Copy out every line of the entries below, keeping each one unchanged, and leave the pictures out of your copy.

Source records
..............................

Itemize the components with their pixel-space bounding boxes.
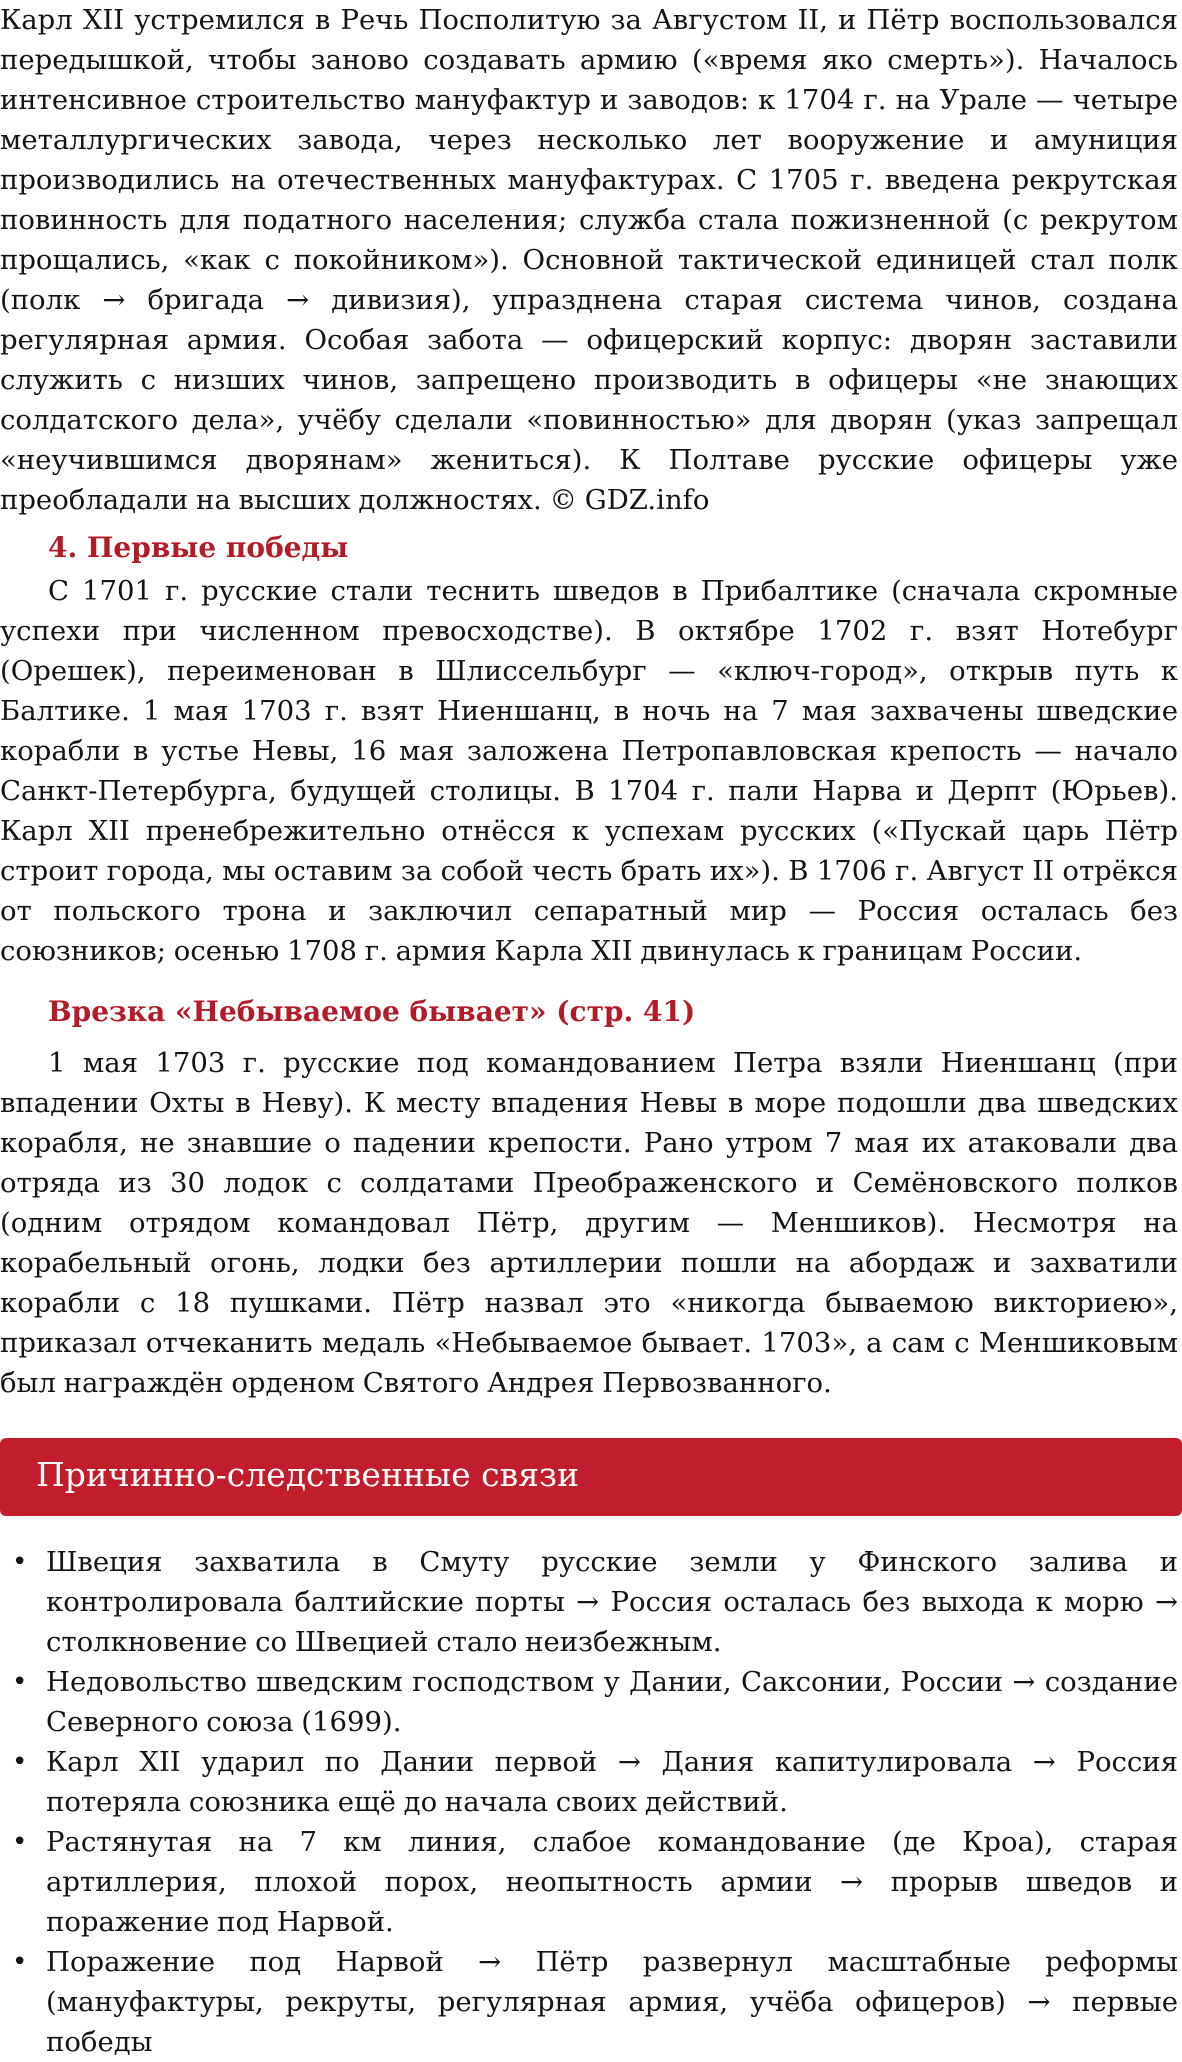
section-paragraph: С 1701 г. русские стали теснить шведов в Прибалтике (сначала скромные успехи при численном превосходстве). В октябре 1702 г. взят Нотебург (Орешек), переименован в Шлиссельбург — «ключ-город», открыв путь к Балтике. 1 мая 1703 г. взят Ниеншанц, в ночь на 7 мая захвачены шведские корабли в устье Невы, 16 мая заложена Петропавловская крепость — начало Санкт-Петербурга, будущей столицы. В 1704 г. пали Нарва и Дерпт (Юрьев). Карл XII пренебрежительно отнёсся к успехам русских («Пускай царь Пётр строит города, мы оставим за собой честь брать их»). В 1706 г. Август II отрёкся от польского трона и заключил сепаратный мир — Россия осталась без союзников; осенью 1708 г. армия Карла XII двинулась к границам России. bbox=[0, 575, 1178, 967]
bullet-icon: • bbox=[12, 1947, 28, 1977]
causes-banner bbox=[0, 1438, 1182, 1516]
list-item-text: Карл XII ударил по Дании первой → Дания капитулировала → Россия потеряла союзника ещё до начала своих действий. bbox=[46, 1746, 1178, 1818]
insert-heading-block bbox=[0, 991, 695, 1033]
bullet-icon: • bbox=[12, 1547, 28, 1577]
insert-heading: Врезка «Небываемое бывает» (стр. 41) bbox=[48, 995, 696, 1028]
causes-list bbox=[0, 1542, 1178, 2062]
banner-title: Причинно-следственные связи bbox=[36, 1455, 580, 1494]
intro-block bbox=[0, 0, 1178, 520]
insert-paragraph: 1 мая 1703 г. русские под командованием Петра взяли Ниеншанц (при впадении Охты в Неву). К месту впадения Невы в море подошли два шведских корабля, не знавшие о падении крепости. Рано утром 7 мая их атаковали два отряда из 30 лодок с солдатами Преображенского и Семёновского полков (одним отрядом командовал Пётр, другим — Меншиков). Несмотря на корабельный огонь, лодки без артиллерии пошли на абордаж и захватили корабли с 18 пушками. Пётр назвал это «никогда бываемою викториею», приказал отчеканить медаль «Небываемое бывает. 1703», а сам с Меншиковым был награждён орденом Святого Андрея Первозванного. bbox=[0, 1047, 1178, 1399]
insert-body bbox=[0, 1043, 1178, 1403]
bullet-icon: • bbox=[12, 1667, 28, 1697]
list-item bbox=[0, 1742, 1178, 1822]
section-heading: 4. Первые победы bbox=[48, 531, 349, 564]
list-item bbox=[0, 1822, 1178, 1942]
section-first-victories-body bbox=[0, 571, 1178, 971]
list-item-text: Недовольство шведским господством у Дании, Саксонии, России → создание Северного союза (1699). bbox=[46, 1666, 1178, 1738]
intro-paragraph: Карл XII устремился в Речь Посполитую за Августом II, и Пётр воспользовался передышкой, чтобы заново создавать армию («время яко смерть»). Началось интенсивное строительство мануфактур и заводов: к 1704 г. на Урале — четыре металлургических завода, через несколько лет вооружение и амуниция производились на отечественных мануфактурах. С 1705 г. введена рекрутская повинность для податного населения; служба стала пожизненной (с рекрутом прощались, «как с покойником»). Основной тактической единицей стал полк (полк → бригада → дивизия), упразднена старая система чинов, создана регулярная армия. Особая забота — офицерский корпус: дворян заставили служить с низших чинов, запрещено производить в офицеры «не знающих солдатского дела», учёбу сделали «повинностью» для дворян (указ запрещал «неучившимся дворянам» жениться). К Полтаве русские офицеры уже преобладали на высших должностях. © GDZ.info bbox=[0, 4, 1178, 516]
section-first-victories bbox=[0, 527, 348, 569]
bullet-icon: • bbox=[12, 1827, 28, 1857]
list-item bbox=[0, 1542, 1178, 1662]
list-item-text: Растянутая на 7 км линия, слабое командование (де Кроа), старая артиллерия, плохой порох, неопытность армии → прорыв шведов и поражение под Нарвой. bbox=[46, 1826, 1178, 1938]
list-item-text: Поражение под Нарвой → Пётр развернул масштабные реформы (мануфактуры, рекруты, регулярная армия, учёба офицеров) → первые победы bbox=[46, 1946, 1178, 2058]
list-item-text: Швеция захватила в Смуту русские земли у Финского залива и контролировала балтийские порты → Россия осталась без выхода к морю → столкновение со Швецией стало неизбежным. bbox=[46, 1546, 1178, 1658]
list-item bbox=[0, 1662, 1178, 1742]
list-item bbox=[0, 1942, 1178, 2062]
bullet-icon: • bbox=[12, 1747, 28, 1777]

..............................

**Worked answer**.
Itemize the components with their pixel-space bounding boxes.
section-paragraph: С 1701 г. русские стали теснить шведов в Прибалтике (сначала скромные успехи при численном превосходстве). В октябре 1702 г. взят Нотебург (Орешек), переименован в Шлиссельбург — «ключ-город», открыв путь к Балтике. 1 мая 1703 г. взят Ниеншанц, в ночь на 7 мая захвачены шведские корабли в устье Невы, 16 мая заложена Петропавловская крепость — начало Санкт-Петербурга, будущей столицы. В 1704 г. пали Нарва и Дерпт (Юрьев). Карл XII пренебрежительно отнёсся к успехам русских («Пускай царь Пётр строит города, мы оставим за собой честь брать их»). В 1706 г. Август II отрёкся от польского трона и заключил сепаратный мир — Россия осталась без союзников; осенью 1708 г. армия Карла XII двинулась к границам России. bbox=[0, 575, 1178, 967]
bullet-icon: • bbox=[12, 1947, 28, 1977]
causes-banner bbox=[0, 1438, 1182, 1516]
list-item-text: Карл XII ударил по Дании первой → Дания капитулировала → Россия потеряла союзника ещё до начала своих действий. bbox=[46, 1746, 1178, 1818]
insert-heading-block bbox=[0, 991, 695, 1033]
bullet-icon: • bbox=[12, 1547, 28, 1577]
insert-heading: Врезка «Небываемое бывает» (стр. 41) bbox=[48, 995, 696, 1028]
causes-list bbox=[0, 1542, 1178, 2062]
banner-title: Причинно-следственные связи bbox=[36, 1455, 580, 1494]
intro-block bbox=[0, 0, 1178, 520]
insert-paragraph: 1 мая 1703 г. русские под командованием Петра взяли Ниеншанц (при впадении Охты в Неву). К месту впадения Невы в море подошли два шведских корабля, не знавшие о падении крепости. Рано утром 7 мая их атаковали два отряда из 30 лодок с солдатами Преображенского и Семёновского полков (одним отрядом командовал Пётр, другим — Меншиков). Несмотря на корабельный огонь, лодки без артиллерии пошли на абордаж и захватили корабли с 18 пушками. Пётр назвал это «никогда бываемою викториею», приказал отчеканить медаль «Небываемое бывает. 1703», а сам с Меншиковым был награждён орденом Святого Андрея Первозванного. bbox=[0, 1047, 1178, 1399]
insert-body bbox=[0, 1043, 1178, 1403]
bullet-icon: • bbox=[12, 1667, 28, 1697]
list-item bbox=[0, 1742, 1178, 1822]
section-heading: 4. Первые победы bbox=[48, 531, 349, 564]
list-item bbox=[0, 1822, 1178, 1942]
section-first-victories-body bbox=[0, 571, 1178, 971]
list-item-text: Недовольство шведским господством у Дании, Саксонии, России → создание Северного союза (1699). bbox=[46, 1666, 1178, 1738]
intro-paragraph: Карл XII устремился в Речь Посполитую за Августом II, и Пётр воспользовался передышкой, чтобы заново создавать армию («время яко смерть»). Началось интенсивное строительство мануфактур и заводов: к 1704 г. на Урале — четыре металлургических завода, через несколько лет вооружение и амуниция производились на отечественных мануфактурах. С 1705 г. введена рекрутская повинность для податного населения; служба стала пожизненной (с рекрутом прощались, «как с покойником»). Основной тактической единицей стал полк (полк → бригада → дивизия), упразднена старая система чинов, создана регулярная армия. Особая забота — офицерский корпус: дворян заставили служить с низших чинов, запрещено производить в офицеры «не знающих солдатского дела», учёбу сделали «повинностью» для дворян (указ запрещал «неучившимся дворянам» жениться). К Полтаве русские офицеры уже преобладали на высших должностях. © GDZ.info bbox=[0, 4, 1178, 516]
section-first-victories bbox=[0, 527, 348, 569]
bullet-icon: • bbox=[12, 1827, 28, 1857]
list-item bbox=[0, 1542, 1178, 1662]
list-item-text: Растянутая на 7 км линия, слабое командование (де Кроа), старая артиллерия, плохой порох, неопытность армии → прорыв шведов и поражение под Нарвой. bbox=[46, 1826, 1178, 1938]
list-item-text: Поражение под Нарвой → Пётр развернул масштабные реформы (мануфактуры, рекруты, регулярная армия, учёба офицеров) → первые победы bbox=[46, 1946, 1178, 2058]
list-item-text: Швеция захватила в Смуту русские земли у Финского залива и контролировала балтийские порты → Россия осталась без выхода к морю → столкновение со Швецией стало неизбежным. bbox=[46, 1546, 1178, 1658]
list-item bbox=[0, 1662, 1178, 1742]
list-item bbox=[0, 1942, 1178, 2062]
bullet-icon: • bbox=[12, 1747, 28, 1777]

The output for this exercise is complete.